YOUR INSTRUCTIONS: Write the entries below out again exactly; any picture in them stays out.

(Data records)
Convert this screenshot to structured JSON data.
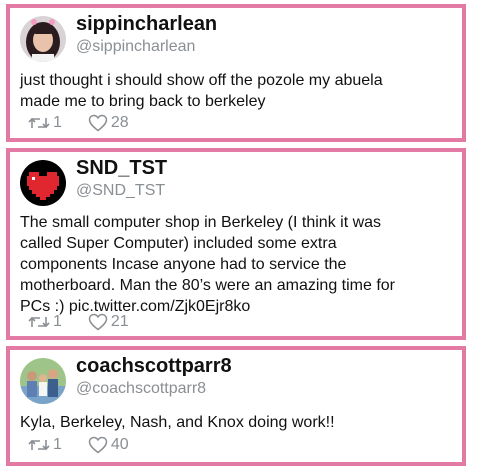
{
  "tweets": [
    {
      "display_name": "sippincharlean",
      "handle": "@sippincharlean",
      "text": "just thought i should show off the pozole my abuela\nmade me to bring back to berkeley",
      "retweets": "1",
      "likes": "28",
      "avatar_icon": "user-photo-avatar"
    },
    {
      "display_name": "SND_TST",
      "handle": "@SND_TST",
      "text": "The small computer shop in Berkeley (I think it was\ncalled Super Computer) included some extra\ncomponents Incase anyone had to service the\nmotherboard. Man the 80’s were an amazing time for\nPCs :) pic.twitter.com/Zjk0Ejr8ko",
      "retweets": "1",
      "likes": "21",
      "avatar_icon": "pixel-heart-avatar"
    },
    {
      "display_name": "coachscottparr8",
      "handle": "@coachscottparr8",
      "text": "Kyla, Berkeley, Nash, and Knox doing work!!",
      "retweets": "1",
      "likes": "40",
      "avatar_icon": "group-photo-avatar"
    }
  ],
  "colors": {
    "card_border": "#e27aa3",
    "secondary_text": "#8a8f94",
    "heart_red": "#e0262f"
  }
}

COMPLETED TASK:
Convert this screenshot to structured JSON data.
{
  "tweets": [
    {
      "display_name": "sippincharlean",
      "handle": "@sippincharlean",
      "text": "just thought i should show off the pozole my abuela\nmade me to bring back to berkeley",
      "retweets": "1",
      "likes": "28",
      "avatar_icon": "user-photo-avatar"
    },
    {
      "display_name": "SND_TST",
      "handle": "@SND_TST",
      "text": "The small computer shop in Berkeley (I think it was\ncalled Super Computer) included some extra\ncomponents Incase anyone had to service the\nmotherboard. Man the 80’s were an amazing time for\nPCs :) pic.twitter.com/Zjk0Ejr8ko",
      "retweets": "1",
      "likes": "21",
      "avatar_icon": "pixel-heart-avatar"
    },
    {
      "display_name": "coachscottparr8",
      "handle": "@coachscottparr8",
      "text": "Kyla, Berkeley, Nash, and Knox doing work!!",
      "retweets": "1",
      "likes": "40",
      "avatar_icon": "group-photo-avatar"
    }
  ],
  "colors": {
    "card_border": "#e27aa3",
    "secondary_text": "#8a8f94",
    "heart_red": "#e0262f"
  }
}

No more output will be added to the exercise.